◆ Instruction 1: Reproduce, word for word, the passage of the thread on stored procedure caching from "When I run a" to "with different params?".
◆ Instruction 2:
Answer these questions using the thread on stored procedure caching:
(a) How long does the stored procedure take to finish on its first run?
(b) When the memory cache is full and another block is needed, which block is removed from memory?
(c) What answer is given to whether the needed data blocks can be brought into memory without reading them into memory?

◆ Document segment:
☆ ☆ ☆ ☆ ☆ ☆ ☆

When I run a certain stored procedure for the first time it takes about 2 minutes to finish. When I run it for the second time it finished in about 15 seconds. I'm assuming that this is because everything is cached after the first run. Is it possible for me to "warm the cache" before I run this procedure for the first time? Is the cached information only used when I call the same stored procedure with the same parameters again or will it be used if I call the same stored procedure with different params?
When you peform your query, the data is read into memory in blocks. These blocks remain in memory but they get "aged". This means the blocks are tagged with the last access and when Sql Server requires another block for a new query and the memory cache is full, the least recently used block (the oldest) is kicked out of memory. (In most cases - full tables scan blocks are instantly aged to prevent full table scans overrunning memory and choking the server).
What is happening here is that the data blocks in memory from the first query haven't been kicked out of memory yet so can be used for your second query, meaning disk access is avoided and performance is improved.
So what your question is really asking is "can I get the data blocks I need into memory without reading them into memory (actually doing a query)?". The answer is no, unless you want to cache the entire tables and have them reside in memory permanently which, from the query time (and thus data size) you are describing, probably isn't a good idea.

☆ ☆ ☆ ☆ ☆ ☆ ☆

◆ Collected material:
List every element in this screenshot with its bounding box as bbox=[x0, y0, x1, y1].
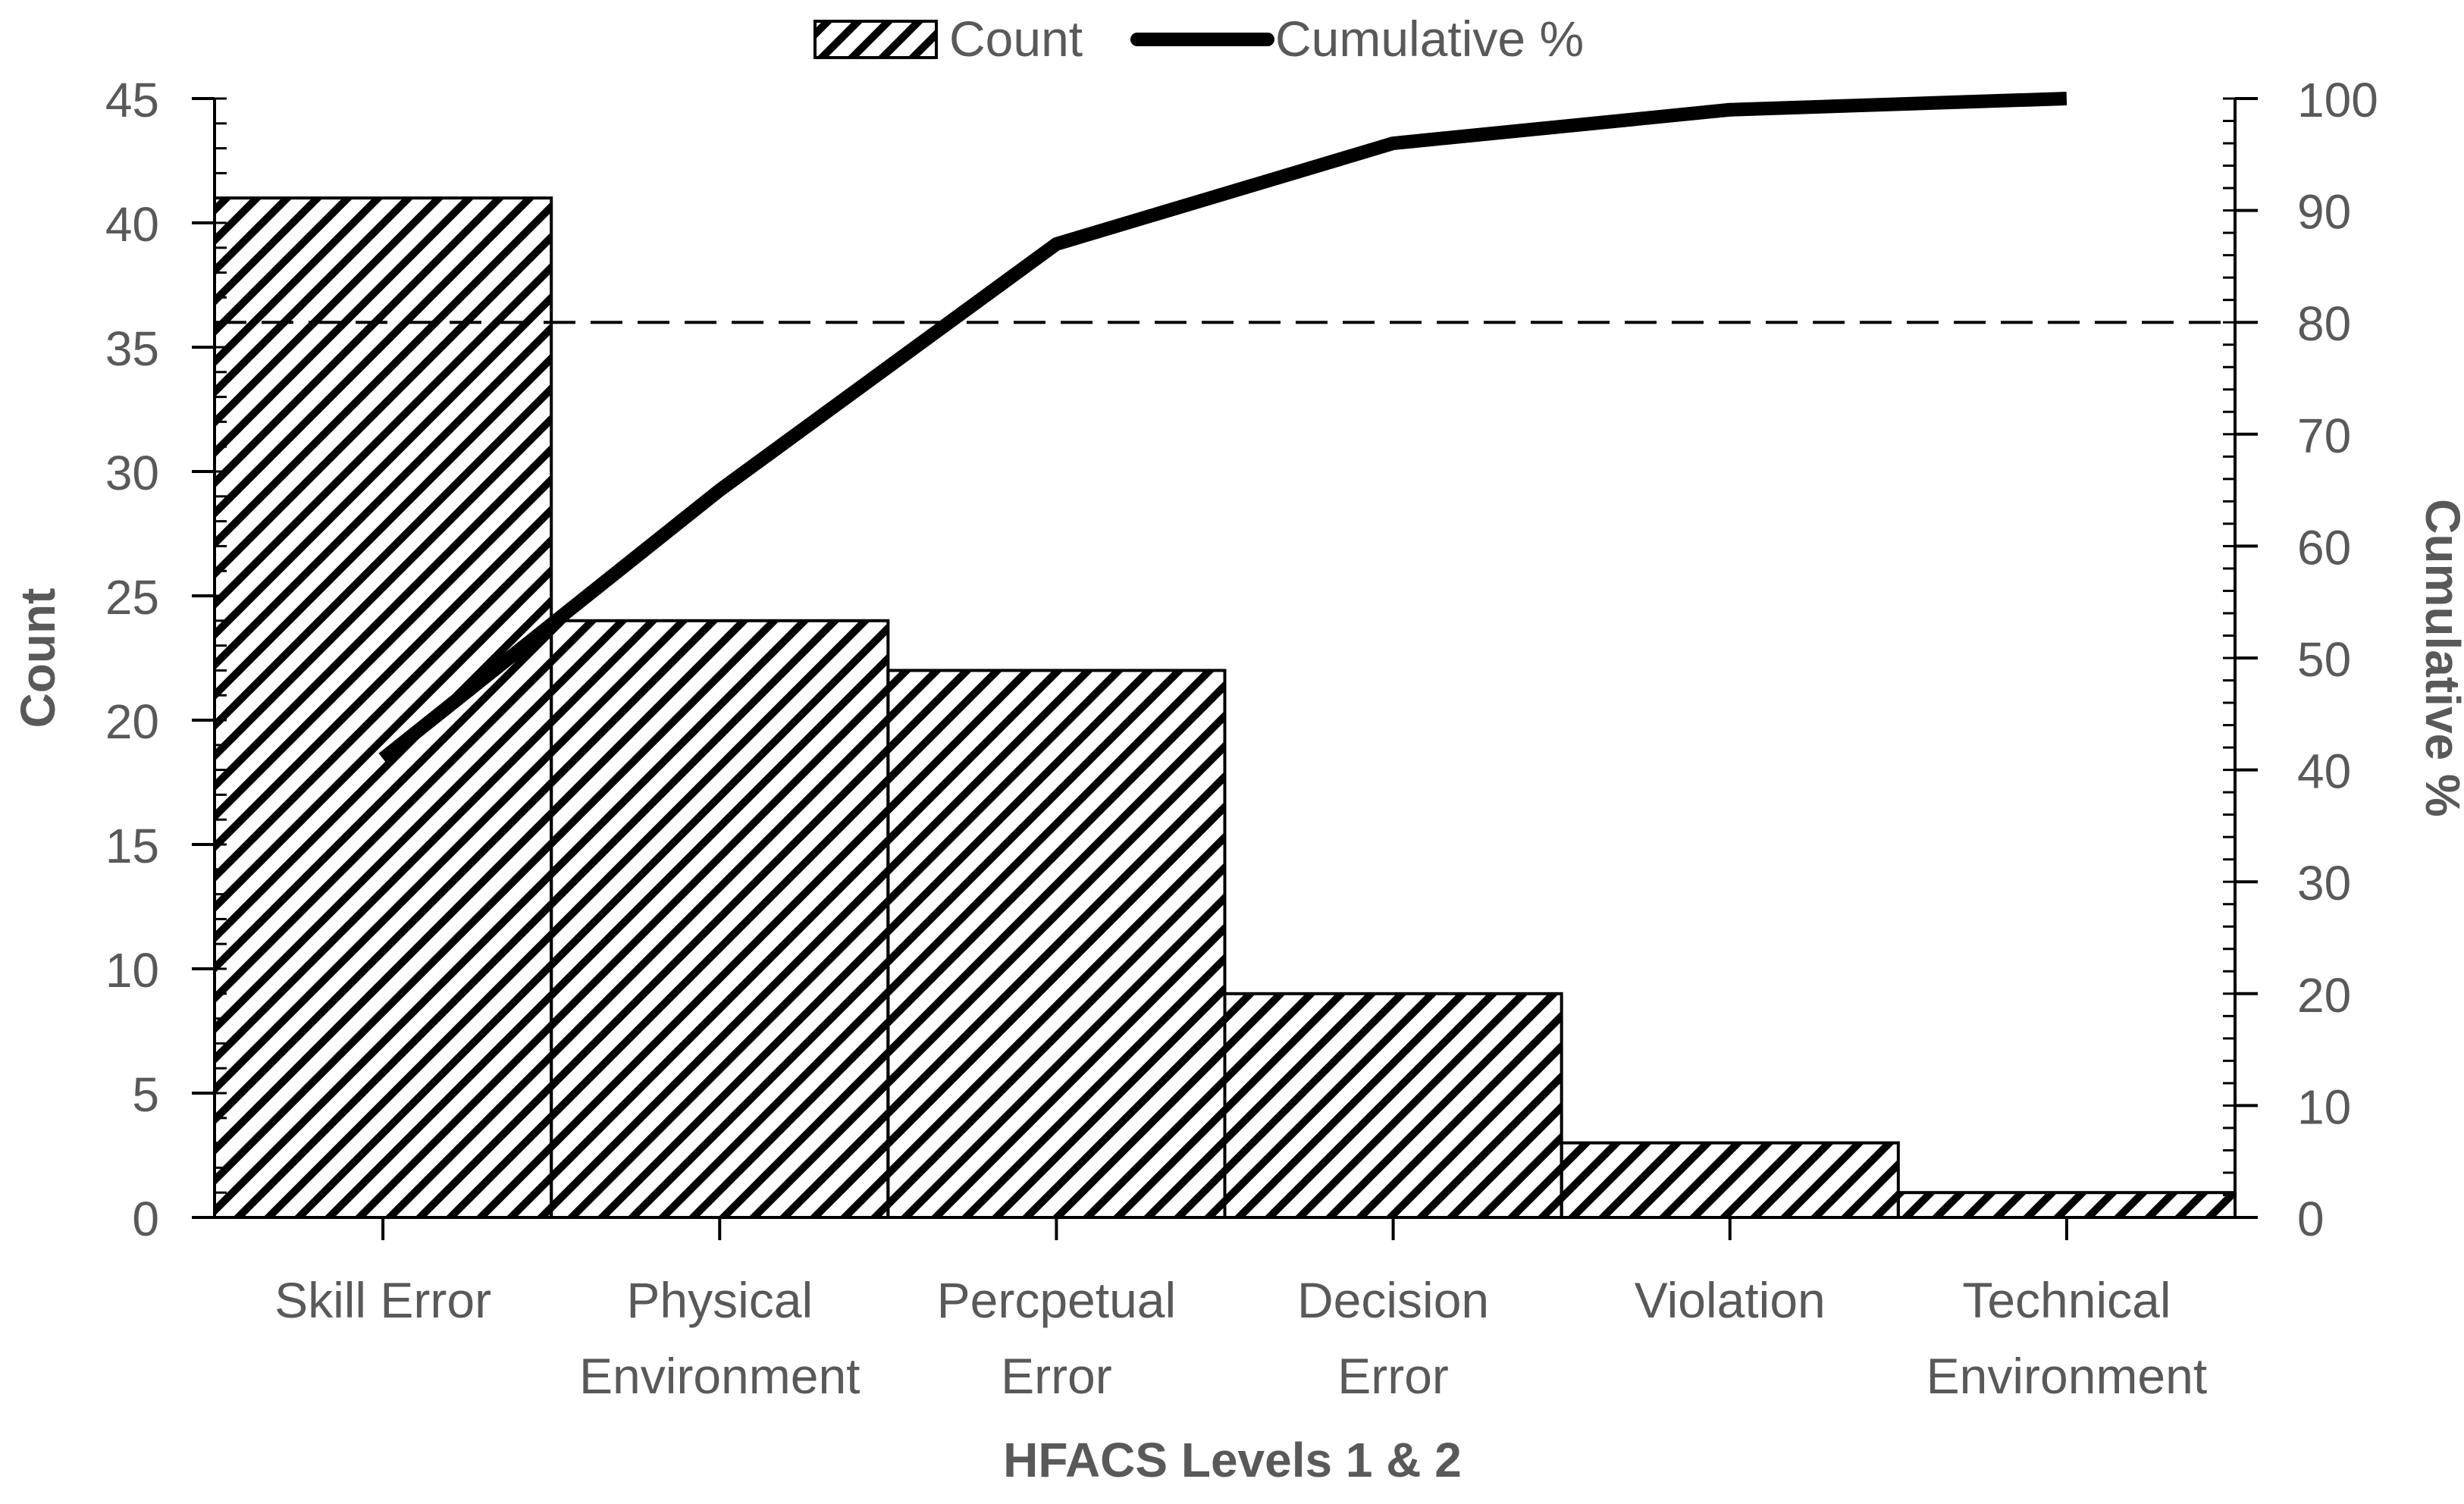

☆ ☆ ☆ ☆ ☆ ☆ ☆

◆ Response 1:
When I run a certain stored procedure for the first time it takes about 2 minutes to finish. When I run it for the second time it finished in about 15 seconds. I'm assuming that this is because everything is cached after the first run. Is it possible for me to "warm the cache" before I run this procedure for the first time? Is the cached information only used when I call the same stored procedure with the same parameters again or will it be used if I call the same stored procedure with different params?

◆ Response 2:
(a) About 2 minutes.
(b) The least recently used block (the oldest).
(c) No, unless the entire tables are cached and kept in memory permanently.